Extract.

In some cases, a unique gene was a member of more than one subsystem, indicated with subsystems separated by semicolons. All unique genes either were paralogs of genes present in all PE15 strains or were nonparalogous additional genes in functional subsystems already present in some or all sampled strains within PE15. In cases where a unique gene with a given specific function was present in more than one copy, the number of copies is indicated in parentheses (e.g., 2 copies of neopullulanase in G1A4).

b

Present in all P15 strains.

c

Present in some P15 strains.

In the case of the carbohydrate system, for example, G1A3 was shown to have three unique genes involved in inositol utilization. All of these appear to be acquired from other Bacillus species taxa and are additional, paralogous copies of genes found in all the PE15 genomes sampled. Similarly, G1A4 has nine unique genes involved in maltose or maltodextrin utilization, which is a function encoded by all the PE15 genomes: three genes were paralogs of genes shared by all PE15 strains, and six were additional genes involved in maltose or maltodextrin utilization, particularly uptake and metabolism of maltodextrin (Table 4).

Growth experiments.

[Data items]
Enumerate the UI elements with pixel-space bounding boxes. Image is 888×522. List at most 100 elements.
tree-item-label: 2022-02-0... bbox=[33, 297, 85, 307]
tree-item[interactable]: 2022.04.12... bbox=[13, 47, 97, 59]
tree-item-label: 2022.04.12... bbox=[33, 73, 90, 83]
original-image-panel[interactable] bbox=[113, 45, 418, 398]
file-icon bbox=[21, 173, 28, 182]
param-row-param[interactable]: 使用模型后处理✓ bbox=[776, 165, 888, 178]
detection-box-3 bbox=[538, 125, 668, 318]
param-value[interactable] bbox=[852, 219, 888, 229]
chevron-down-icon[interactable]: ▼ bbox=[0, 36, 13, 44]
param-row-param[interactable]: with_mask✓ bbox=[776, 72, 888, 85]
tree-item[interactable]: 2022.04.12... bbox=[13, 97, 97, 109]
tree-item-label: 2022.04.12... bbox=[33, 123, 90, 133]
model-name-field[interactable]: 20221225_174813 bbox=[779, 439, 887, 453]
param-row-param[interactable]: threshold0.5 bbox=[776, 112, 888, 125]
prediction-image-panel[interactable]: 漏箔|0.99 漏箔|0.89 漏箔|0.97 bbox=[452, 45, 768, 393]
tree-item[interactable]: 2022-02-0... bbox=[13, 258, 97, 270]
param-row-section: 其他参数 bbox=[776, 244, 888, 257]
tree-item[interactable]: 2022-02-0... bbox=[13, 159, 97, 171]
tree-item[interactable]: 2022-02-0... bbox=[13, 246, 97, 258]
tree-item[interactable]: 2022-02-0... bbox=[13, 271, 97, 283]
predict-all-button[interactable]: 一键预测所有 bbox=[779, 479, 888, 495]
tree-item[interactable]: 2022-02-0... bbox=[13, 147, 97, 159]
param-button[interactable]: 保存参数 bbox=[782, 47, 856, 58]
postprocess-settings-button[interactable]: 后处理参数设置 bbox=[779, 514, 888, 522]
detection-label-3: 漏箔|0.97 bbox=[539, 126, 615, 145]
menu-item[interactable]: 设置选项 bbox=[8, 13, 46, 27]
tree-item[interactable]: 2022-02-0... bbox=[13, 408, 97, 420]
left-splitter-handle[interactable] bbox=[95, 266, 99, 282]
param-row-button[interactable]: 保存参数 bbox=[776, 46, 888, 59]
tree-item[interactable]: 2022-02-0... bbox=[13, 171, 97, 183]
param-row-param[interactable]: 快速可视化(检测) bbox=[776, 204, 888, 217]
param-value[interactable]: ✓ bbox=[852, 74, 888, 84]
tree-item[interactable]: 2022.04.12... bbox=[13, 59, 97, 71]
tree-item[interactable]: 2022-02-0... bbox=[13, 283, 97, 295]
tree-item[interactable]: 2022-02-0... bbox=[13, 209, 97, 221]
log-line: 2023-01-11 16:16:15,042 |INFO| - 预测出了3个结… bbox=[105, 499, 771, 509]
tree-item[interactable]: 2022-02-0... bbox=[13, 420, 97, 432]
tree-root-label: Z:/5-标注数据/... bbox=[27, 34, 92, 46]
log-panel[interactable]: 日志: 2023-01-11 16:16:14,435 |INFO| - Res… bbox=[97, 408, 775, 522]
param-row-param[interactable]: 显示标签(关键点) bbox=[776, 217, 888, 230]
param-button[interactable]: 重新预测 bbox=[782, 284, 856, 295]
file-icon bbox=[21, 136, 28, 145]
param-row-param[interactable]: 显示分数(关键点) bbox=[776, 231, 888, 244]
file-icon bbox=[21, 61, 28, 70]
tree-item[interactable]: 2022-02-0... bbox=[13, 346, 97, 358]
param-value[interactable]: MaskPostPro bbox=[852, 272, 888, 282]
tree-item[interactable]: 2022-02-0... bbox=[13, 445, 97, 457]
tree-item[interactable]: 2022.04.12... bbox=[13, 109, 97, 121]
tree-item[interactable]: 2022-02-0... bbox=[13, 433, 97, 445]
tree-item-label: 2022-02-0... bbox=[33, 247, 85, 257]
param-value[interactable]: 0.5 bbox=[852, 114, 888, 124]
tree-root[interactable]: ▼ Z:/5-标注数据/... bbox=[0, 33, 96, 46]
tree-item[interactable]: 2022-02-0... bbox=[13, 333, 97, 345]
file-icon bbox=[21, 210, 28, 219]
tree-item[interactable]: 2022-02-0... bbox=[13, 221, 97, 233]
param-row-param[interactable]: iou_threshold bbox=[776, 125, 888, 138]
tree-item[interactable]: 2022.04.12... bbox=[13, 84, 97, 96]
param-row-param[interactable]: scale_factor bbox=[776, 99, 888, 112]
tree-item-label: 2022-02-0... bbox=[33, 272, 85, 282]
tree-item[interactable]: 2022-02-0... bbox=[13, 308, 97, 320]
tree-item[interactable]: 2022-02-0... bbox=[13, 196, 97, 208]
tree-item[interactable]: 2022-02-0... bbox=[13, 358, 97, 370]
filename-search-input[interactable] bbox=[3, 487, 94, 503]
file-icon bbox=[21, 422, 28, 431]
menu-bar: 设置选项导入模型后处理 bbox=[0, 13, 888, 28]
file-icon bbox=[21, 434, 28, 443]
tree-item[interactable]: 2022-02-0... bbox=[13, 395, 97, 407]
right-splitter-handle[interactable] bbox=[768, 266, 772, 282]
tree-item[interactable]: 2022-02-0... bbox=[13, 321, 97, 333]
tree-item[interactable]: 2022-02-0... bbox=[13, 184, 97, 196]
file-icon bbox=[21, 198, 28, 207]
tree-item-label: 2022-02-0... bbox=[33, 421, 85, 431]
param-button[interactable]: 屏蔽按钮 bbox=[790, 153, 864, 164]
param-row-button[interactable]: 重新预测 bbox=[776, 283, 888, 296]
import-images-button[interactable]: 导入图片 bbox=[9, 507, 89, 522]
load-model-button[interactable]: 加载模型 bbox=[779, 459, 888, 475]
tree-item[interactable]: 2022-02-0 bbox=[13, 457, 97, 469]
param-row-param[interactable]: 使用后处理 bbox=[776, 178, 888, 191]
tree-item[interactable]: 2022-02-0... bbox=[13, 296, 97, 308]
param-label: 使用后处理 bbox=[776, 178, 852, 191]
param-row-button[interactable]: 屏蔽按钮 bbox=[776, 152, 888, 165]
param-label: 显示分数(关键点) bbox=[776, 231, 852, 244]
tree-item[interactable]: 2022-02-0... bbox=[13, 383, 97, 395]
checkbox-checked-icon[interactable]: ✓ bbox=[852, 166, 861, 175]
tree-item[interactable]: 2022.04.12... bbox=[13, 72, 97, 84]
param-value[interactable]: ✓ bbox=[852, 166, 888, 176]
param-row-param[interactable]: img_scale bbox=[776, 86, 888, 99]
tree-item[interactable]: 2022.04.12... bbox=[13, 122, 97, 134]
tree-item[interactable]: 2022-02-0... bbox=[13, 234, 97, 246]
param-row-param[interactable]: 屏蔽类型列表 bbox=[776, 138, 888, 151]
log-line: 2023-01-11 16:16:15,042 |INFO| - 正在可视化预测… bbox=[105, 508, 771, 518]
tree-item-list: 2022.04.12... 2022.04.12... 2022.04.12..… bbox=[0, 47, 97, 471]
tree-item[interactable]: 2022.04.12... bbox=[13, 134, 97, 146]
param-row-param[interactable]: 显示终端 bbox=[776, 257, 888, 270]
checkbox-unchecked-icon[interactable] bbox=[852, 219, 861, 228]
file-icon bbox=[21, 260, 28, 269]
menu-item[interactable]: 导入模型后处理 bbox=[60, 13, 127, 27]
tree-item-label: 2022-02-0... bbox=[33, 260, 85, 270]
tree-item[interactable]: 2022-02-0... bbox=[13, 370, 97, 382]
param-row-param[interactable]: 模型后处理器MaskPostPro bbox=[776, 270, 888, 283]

Try it. Decide whether each statement below agrees with the excerpt on unique genes in PE15 strains, answering yes or no and quoting the deciding words. 1. G1A3 has three unique genes involved in inositol utilization. 2. All nine of G1A4's unique maltose or maltodextrin genes are paralogs of genes shared by all PE15 strains. 3. When a unique gene is present in more than one copy, the number of copies is shown in parentheses.

Result of the exercise.
1. Yes: "G1A3 was shown to have three unique genes involved in inositol utilization."
2. No: "three genes were paralogs of genes shared by all PE15 strains, and six were additional genes involved in maltose or maltodextrin utilization"
3. Yes: "the number of copies is indicated in parentheses"